--- START Selection ---

Financial Planning for Geeks

An International Women’s Day Exhortation

- Financial Planning

In honor of International Women’s Day on March 8 I’m going back to a presentation I gave a few years ago at a women’s event in Seattle. The title of my presentation was “Get Your Financial Sh*t Together,” and it focused on some of my learning from working with women clients over the years.

A drawing of an 18th-century woman holding a tiny man in her hand.
Sisters are doin' it for themselves

I’m not saying that none of this applies to men, of course, but since the presentation was geared toward women I’m going with the theme.

Let’s start with some motivation. Why should you bother to get your financial sh*t together?

1.       So you’re not poor when you’re old and can’t do anything about it. Here’s a sobering statistic for you: women are 80% more likely than men to be impoverished at age 65+ (Kara Stiles, Forbes, 2017). Think about that for a moment. Yes, you already know I’m not above using a little fear to motivate you.

2.       So no one else suffers if you die or get sick or hurt…and you can afford to get the right care and not be a burden on anyone. One of the top concerns I’ve heard from women clients is that they never want to be a burden on their family. Here’s your chance to prepare and avoid that.

3.       So you can stop worrying and rest easy. From what I’ve seen in my practice, women worry about money more than men, and with good cause: see that statistic in point #1 again. You don’t need that bad juju up in your head all the time. Face it, deal with it, and plan it into submission.

4.       So maybe you can help someone else down the road. A lot of women dream about leaving a legacy for their family, and/or donating money to some worthy cause they care about. What a great reason to build savings and get that estate planning done.

--- END Selection ---
--- START Dataset content ---

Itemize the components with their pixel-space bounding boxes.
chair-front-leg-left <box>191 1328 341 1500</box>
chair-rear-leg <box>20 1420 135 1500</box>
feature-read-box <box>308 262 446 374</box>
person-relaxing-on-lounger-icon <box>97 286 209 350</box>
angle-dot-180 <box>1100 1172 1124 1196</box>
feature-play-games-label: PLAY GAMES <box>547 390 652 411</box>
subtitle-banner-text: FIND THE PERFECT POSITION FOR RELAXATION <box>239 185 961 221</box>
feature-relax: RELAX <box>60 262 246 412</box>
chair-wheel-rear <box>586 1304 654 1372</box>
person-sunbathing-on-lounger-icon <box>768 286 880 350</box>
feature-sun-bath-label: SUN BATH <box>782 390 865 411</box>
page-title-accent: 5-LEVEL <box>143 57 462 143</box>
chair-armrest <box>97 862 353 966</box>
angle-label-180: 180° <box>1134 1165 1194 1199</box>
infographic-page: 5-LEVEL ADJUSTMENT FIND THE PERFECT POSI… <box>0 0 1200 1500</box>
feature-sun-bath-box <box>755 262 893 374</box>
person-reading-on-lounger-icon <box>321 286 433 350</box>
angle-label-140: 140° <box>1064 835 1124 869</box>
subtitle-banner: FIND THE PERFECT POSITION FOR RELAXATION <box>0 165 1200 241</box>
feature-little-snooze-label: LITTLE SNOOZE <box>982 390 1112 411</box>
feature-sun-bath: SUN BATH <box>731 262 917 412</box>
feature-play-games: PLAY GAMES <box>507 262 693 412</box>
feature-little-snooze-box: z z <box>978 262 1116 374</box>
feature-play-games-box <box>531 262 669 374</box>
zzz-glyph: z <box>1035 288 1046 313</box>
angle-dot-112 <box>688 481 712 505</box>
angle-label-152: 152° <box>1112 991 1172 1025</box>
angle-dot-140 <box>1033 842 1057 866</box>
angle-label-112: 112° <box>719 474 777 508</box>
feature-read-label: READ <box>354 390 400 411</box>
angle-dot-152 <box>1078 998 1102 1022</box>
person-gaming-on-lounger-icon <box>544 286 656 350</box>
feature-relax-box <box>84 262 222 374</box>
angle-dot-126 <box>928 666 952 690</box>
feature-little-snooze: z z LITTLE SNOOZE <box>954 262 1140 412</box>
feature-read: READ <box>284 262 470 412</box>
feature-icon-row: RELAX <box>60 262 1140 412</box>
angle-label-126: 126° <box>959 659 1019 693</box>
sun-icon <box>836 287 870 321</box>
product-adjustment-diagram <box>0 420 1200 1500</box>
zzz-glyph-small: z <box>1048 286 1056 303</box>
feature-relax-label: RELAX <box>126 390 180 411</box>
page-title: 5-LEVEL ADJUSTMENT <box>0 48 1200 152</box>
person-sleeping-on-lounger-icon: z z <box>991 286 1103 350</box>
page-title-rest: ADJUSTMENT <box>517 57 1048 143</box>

--- END Dataset content ---

* [Task to carry out]: Continue the financial-planning post for International Women's Day from the point where it ends.

* [Response to this exercise]:
What exactly do I mean by “getting your financial sh*t together”? I’m referring to a comprehensive financial plan, the basics of which I have laid out for you here and here. But these are the main areas you need to cover and the questions each of them will answer for you:

1.       Financial Independence (sometimes called retirement): Will I run out of money before I die? If so, when, and what can I do about it? When can I stop working for money?

2.       Investing: How should I invest to give myself the best chance of meeting my goals?

3.       Risk: Do I have enough insurance and money to make sure everyone who depends on me is financially OK if I die, get sick or hurt, and/or need long-term care?

4.       Estate: Will my assets go where I want them to when I die, or will my family be torn apart by disagreements over who gets my original Girl Scout Uniform? Will my heirs be financially OK, and will it be as easy as possible for them to settle my estate? Will the bunny shelter get the money I promised them?

And finally, I have some advice to keep in mind as you get your sh*t together. Again, this advice can work for anyone, not just women: 

1.      Always have your own cash reserve and your own credit. Yes, even if your partner is a multi-bajillionaire who will worship you forever. I can’t tell you how many women I’ve worked with whose expectations were sorely disappointed after a divorce.

2.       Always save for your own retirement (still yes, even with the bajillionaire).

3.       Get a prenup even if you and your partner will worship each other forever and a prenup is just SO unromatntic. More on that here.

4.       Invest most of your retirement savings in a broad portfolio of stocks, meaning not just bonds and cash. Women tend to take fewer financial “risks” than men, and it shows in the value of their portfolios when they retire. The real risk is running out of money because you were too conservative, my dear, not losing it all in a well-diversified portfolio of stocks.

5.       DO NOT TAKE THE HOUSE IF YOU ARE DIVORCING. Or at least have a neutral third party analyze that situation before you cling irrationally to the house. I’ve seen too many women buy their ex out of the house, which leaves them cash-poor and oftentimes struggling to keep up with the mortgage and maintenance. Try to reduce expenses if you get divorced, rather than increasing them.

6.       Don’t let your partner manage your money without your involvement; get in there. No, I don’t care if you don’t like it or you’re bad at it or it’s awkward. Put on those big-girl pants and take responsibility for your financial life. I know you will love each other with the intensity of 100,000 red-hot suns until the end of time…until you don’t. Then you will thank me.

7.       On a related point, realize that you are not as bad at math and/or finances as you think. You also have a great capacity to learn. Stop paying attention to the crap you learned as a girl about who’s better at math and who should just shut up and let the Expert handle it. You got this!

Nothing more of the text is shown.